> What is needed: Locate the string "勘探孔编号为" in the listing below. Copy every line where it is found.

> Material:
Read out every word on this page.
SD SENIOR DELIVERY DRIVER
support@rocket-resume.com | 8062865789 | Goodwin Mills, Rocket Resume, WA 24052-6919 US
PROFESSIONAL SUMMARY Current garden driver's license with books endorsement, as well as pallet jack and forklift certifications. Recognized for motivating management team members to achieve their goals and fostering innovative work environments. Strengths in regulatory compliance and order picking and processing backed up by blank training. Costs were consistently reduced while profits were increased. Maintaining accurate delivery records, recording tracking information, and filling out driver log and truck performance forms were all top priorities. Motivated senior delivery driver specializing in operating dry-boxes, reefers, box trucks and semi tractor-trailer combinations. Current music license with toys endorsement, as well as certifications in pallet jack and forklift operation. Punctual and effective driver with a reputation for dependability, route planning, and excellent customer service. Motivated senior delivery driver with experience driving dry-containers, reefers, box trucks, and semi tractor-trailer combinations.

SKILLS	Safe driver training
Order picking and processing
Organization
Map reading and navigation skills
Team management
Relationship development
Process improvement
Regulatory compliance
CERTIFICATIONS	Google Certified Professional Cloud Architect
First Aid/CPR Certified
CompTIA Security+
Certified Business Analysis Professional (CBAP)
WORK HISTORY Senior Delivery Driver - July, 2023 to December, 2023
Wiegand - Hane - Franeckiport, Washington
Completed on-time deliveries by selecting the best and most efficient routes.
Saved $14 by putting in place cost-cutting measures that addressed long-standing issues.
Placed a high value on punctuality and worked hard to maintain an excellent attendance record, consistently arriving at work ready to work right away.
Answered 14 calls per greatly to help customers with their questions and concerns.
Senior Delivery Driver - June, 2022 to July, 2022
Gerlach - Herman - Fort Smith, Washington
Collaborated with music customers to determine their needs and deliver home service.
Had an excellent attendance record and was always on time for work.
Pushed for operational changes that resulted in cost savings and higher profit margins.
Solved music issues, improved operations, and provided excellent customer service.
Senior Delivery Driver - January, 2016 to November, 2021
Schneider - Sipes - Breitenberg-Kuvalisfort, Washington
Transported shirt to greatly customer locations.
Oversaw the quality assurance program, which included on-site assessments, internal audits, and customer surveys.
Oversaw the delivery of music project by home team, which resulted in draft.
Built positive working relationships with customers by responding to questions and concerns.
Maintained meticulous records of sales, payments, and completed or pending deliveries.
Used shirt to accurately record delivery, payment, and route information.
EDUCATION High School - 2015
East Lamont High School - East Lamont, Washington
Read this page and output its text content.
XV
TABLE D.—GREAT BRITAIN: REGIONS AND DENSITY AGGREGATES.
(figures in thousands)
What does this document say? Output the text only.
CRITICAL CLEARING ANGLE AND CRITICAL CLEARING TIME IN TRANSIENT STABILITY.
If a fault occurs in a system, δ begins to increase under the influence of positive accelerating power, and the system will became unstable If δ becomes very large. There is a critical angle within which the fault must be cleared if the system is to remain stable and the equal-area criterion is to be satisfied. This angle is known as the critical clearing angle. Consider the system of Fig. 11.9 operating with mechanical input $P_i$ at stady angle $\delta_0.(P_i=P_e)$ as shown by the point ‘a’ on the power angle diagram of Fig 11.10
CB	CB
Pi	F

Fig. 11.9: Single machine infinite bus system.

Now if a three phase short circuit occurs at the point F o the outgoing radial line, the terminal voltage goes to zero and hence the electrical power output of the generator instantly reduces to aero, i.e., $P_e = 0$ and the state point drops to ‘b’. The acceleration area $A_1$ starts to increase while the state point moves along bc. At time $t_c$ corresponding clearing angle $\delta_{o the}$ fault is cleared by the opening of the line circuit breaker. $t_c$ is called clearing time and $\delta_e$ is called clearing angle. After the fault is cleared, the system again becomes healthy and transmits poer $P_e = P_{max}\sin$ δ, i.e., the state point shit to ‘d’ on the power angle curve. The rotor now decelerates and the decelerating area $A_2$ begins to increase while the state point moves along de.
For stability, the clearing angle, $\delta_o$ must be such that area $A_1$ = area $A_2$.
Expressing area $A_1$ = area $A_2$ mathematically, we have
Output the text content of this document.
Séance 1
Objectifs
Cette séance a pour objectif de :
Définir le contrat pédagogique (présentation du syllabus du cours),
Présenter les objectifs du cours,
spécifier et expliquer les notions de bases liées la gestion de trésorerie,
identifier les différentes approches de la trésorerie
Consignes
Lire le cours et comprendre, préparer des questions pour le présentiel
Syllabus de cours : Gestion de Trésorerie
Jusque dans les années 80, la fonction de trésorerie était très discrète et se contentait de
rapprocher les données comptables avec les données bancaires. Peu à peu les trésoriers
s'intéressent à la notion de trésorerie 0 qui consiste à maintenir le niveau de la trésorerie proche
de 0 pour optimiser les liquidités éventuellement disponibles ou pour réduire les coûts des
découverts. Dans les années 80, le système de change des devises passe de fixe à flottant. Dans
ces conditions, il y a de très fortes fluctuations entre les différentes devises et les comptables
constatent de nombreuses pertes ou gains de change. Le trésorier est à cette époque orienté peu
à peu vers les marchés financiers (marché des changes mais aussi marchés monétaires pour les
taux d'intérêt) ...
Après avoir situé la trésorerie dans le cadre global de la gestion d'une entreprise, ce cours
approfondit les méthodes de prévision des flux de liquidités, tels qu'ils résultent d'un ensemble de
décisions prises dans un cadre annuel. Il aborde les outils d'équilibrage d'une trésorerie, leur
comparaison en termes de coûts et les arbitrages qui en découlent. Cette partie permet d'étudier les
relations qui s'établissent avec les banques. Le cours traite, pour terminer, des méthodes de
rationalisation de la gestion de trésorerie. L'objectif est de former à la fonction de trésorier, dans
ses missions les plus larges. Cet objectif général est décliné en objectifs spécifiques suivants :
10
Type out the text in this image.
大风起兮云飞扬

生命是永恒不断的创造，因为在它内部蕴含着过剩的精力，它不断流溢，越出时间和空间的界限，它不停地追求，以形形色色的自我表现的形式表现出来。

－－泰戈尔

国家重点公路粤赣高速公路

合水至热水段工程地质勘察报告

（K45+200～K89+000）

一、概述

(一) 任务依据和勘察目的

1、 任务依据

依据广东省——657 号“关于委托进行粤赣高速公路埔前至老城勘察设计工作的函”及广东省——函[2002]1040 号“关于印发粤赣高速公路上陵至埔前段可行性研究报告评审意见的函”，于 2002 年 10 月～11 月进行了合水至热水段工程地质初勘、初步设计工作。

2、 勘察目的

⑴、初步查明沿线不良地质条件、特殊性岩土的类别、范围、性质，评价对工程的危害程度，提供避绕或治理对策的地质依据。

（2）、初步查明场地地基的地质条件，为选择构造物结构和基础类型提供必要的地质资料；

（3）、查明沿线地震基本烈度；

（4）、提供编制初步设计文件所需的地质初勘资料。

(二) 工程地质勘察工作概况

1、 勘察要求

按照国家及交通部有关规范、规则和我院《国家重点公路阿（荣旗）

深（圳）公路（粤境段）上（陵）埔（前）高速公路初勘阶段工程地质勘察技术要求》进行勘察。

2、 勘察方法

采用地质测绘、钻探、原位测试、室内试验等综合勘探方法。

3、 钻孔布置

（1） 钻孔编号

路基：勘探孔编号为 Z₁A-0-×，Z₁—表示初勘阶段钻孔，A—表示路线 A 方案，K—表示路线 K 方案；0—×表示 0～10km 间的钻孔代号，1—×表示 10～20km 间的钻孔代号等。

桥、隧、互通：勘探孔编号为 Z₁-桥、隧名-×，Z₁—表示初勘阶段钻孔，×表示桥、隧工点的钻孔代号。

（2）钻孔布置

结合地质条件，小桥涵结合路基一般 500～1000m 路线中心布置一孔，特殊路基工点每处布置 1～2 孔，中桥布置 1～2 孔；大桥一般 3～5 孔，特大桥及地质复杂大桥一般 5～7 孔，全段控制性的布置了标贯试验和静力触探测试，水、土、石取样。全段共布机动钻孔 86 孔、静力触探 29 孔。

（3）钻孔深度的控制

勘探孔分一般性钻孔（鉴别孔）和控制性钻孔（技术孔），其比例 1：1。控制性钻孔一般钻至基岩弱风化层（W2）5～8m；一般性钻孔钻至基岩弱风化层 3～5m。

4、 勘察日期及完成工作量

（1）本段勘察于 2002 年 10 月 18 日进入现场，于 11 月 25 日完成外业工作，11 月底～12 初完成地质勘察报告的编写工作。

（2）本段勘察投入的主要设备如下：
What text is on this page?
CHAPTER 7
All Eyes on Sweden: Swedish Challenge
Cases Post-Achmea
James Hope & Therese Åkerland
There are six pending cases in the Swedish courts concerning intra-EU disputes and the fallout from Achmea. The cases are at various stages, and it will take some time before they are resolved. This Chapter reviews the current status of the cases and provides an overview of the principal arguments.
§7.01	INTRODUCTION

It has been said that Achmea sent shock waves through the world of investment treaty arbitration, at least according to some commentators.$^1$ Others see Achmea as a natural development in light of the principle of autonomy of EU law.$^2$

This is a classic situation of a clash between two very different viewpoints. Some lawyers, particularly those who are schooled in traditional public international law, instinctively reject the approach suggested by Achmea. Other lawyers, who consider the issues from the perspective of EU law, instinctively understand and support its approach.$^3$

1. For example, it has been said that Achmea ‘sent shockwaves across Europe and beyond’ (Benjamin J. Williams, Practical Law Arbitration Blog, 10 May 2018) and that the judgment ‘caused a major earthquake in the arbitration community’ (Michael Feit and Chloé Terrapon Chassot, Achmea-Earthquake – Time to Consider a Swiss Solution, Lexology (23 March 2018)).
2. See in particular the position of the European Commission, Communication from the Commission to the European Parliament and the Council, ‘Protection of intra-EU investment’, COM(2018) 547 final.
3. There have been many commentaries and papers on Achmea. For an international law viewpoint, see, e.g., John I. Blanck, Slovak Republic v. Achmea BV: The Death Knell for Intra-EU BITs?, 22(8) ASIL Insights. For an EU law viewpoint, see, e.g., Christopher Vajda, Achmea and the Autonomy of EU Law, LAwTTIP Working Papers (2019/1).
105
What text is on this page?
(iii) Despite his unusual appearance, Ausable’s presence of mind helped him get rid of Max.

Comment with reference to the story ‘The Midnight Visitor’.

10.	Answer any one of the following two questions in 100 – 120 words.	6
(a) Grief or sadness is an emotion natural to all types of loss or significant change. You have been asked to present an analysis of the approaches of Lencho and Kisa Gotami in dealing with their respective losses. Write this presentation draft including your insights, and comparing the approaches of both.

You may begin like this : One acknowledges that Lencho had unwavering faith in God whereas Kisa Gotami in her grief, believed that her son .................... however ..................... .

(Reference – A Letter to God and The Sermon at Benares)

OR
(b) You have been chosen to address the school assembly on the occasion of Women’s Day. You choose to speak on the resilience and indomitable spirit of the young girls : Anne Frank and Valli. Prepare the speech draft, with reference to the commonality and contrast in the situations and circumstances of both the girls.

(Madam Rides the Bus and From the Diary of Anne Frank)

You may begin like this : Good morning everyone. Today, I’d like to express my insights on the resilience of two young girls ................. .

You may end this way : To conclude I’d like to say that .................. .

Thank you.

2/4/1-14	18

> Result for this task:
路基：勘探孔编号为 Z₁A-0-×，Z₁—表示初勘阶段钻孔，A—表示路线 A 方案，K—表示路线 K 方案；0—×表示 0～10km 间的钻孔代号，1—×表示 10～20km 间的钻孔代号等。
桥、隧、互通：勘探孔编号为 Z₁-桥、隧名-×，Z₁—表示初勘阶段钻孔，×表示桥、隧工点的钻孔代号。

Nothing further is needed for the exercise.